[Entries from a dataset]
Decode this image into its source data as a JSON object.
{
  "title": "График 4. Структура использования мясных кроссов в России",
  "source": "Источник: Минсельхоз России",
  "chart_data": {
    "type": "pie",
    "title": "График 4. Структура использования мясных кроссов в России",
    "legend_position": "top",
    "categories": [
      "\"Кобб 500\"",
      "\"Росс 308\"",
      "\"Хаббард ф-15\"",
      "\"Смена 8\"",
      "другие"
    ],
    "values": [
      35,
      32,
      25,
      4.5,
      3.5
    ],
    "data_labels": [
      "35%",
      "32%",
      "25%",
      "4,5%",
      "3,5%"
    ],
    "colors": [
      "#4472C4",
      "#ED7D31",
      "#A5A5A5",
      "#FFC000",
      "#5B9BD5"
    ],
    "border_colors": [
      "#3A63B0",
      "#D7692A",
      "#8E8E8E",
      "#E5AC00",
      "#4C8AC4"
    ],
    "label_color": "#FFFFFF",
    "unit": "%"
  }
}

— STATED PROBLEM —
Copy each line containing the word "мясных" from the data.

— FULL RESPONSE —
  "title": "График 4. Структура использования мясных кроссов в России",
    "title": "График 4. Структура использования мясных кроссов в России",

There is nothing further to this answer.